Every line from the line containing "Extract all readable text from this page." through the final line below is to be repeated exactly; no other line is.

· · · · · · ·

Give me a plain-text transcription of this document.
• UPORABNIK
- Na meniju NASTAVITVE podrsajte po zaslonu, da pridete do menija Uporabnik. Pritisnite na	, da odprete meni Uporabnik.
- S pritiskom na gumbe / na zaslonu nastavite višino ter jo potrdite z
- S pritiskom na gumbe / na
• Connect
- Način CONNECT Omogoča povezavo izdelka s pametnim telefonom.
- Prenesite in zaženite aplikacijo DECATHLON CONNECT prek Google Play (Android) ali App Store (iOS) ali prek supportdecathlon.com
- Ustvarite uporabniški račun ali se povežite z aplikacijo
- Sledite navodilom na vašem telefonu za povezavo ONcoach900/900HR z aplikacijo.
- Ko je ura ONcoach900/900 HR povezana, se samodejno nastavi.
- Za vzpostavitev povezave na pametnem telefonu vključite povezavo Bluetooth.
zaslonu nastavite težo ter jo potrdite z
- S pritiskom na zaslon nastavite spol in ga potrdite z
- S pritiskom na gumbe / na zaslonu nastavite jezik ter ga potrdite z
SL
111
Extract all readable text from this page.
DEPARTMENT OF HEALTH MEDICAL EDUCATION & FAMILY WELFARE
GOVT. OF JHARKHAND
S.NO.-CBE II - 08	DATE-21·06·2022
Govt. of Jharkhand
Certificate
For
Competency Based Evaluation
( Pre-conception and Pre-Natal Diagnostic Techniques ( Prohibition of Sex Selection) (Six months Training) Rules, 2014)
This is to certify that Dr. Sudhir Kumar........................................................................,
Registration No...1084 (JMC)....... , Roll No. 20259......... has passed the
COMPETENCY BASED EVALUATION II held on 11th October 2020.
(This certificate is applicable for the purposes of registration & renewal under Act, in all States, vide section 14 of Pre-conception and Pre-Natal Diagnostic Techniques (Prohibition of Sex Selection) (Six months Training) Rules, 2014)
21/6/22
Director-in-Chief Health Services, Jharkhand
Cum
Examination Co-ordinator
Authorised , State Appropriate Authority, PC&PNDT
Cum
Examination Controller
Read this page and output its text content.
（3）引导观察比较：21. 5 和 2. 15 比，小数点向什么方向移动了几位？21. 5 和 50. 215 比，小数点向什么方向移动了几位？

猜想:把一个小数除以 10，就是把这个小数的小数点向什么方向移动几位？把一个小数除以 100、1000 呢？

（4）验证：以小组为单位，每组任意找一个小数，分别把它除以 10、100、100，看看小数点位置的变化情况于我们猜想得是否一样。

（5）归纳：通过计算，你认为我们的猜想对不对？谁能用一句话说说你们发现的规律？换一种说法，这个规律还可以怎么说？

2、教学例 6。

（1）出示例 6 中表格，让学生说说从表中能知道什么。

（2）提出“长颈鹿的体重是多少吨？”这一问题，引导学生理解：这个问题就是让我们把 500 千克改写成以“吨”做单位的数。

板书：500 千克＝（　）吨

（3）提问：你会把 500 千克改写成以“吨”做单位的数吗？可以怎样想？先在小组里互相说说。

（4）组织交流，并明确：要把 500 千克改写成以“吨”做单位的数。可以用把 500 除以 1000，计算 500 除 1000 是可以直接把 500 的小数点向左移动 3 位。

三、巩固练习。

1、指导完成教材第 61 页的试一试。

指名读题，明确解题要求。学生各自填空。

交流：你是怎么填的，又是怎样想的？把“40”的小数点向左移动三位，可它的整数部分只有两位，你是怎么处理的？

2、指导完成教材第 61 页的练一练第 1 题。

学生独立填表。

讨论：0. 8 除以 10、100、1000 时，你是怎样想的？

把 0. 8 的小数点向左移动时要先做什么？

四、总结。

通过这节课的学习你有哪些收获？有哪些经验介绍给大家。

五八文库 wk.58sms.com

· · · · · · ·

- [SOLUTION TO THE EXERCISE]
Extract all readable text from this page.
DEPARTMENT OF HEALTH MEDICAL EDUCATION & FAMILY WELFARE
GOVT. OF JHARKHAND
S.NO.-CBE II - 08	DATE-21·06·2022
Govt. of Jharkhand
Certificate
For
Competency Based Evaluation
( Pre-conception and Pre-Natal Diagnostic Techniques ( Prohibition of Sex Selection) (Six months Training) Rules, 2014)
This is to certify that Dr. Sudhir Kumar........................................................................,
Registration No...1084 (JMC)....... , Roll No. 20259......... has passed the
COMPETENCY BASED EVALUATION II held on 11th October 2020.
(This certificate is applicable for the purposes of registration & renewal under Act, in all States, vide section 14 of Pre-conception and Pre-Natal Diagnostic Techniques (Prohibition of Sex Selection) (Six months Training) Rules, 2014)
21/6/22
Director-in-Chief Health Services, Jharkhand
Cum
Examination Co-ordinator
Authorised , State Appropriate Authority, PC&PNDT
Cum
Examination Controller
Read this page and output its text content.
（3）引导观察比较：21. 5 和 2. 15 比，小数点向什么方向移动了几位？21. 5 和 50. 215 比，小数点向什么方向移动了几位？

猜想:把一个小数除以 10，就是把这个小数的小数点向什么方向移动几位？把一个小数除以 100、1000 呢？

（4）验证：以小组为单位，每组任意找一个小数，分别把它除以 10、100、100，看看小数点位置的变化情况于我们猜想得是否一样。

（5）归纳：通过计算，你认为我们的猜想对不对？谁能用一句话说说你们发现的规律？换一种说法，这个规律还可以怎么说？

2、教学例 6。

（1）出示例 6 中表格，让学生说说从表中能知道什么。

（2）提出“长颈鹿的体重是多少吨？”这一问题，引导学生理解：这个问题就是让我们把 500 千克改写成以“吨”做单位的数。

板书：500 千克＝（　）吨

（3）提问：你会把 500 千克改写成以“吨”做单位的数吗？可以怎样想？先在小组里互相说说。

（4）组织交流，并明确：要把 500 千克改写成以“吨”做单位的数。可以用把 500 除以 1000，计算 500 除 1000 是可以直接把 500 的小数点向左移动 3 位。

三、巩固练习。

1、指导完成教材第 61 页的试一试。

指名读题，明确解题要求。学生各自填空。

交流：你是怎么填的，又是怎样想的？把“40”的小数点向左移动三位，可它的整数部分只有两位，你是怎么处理的？

2、指导完成教材第 61 页的练一练第 1 题。

学生独立填表。

讨论：0. 8 除以 10、100、1000 时，你是怎样想的？

把 0. 8 的小数点向左移动时要先做什么？

四、总结。

通过这节课的学习你有哪些收获？有哪些经验介绍给大家。

五八文库 wk.58sms.com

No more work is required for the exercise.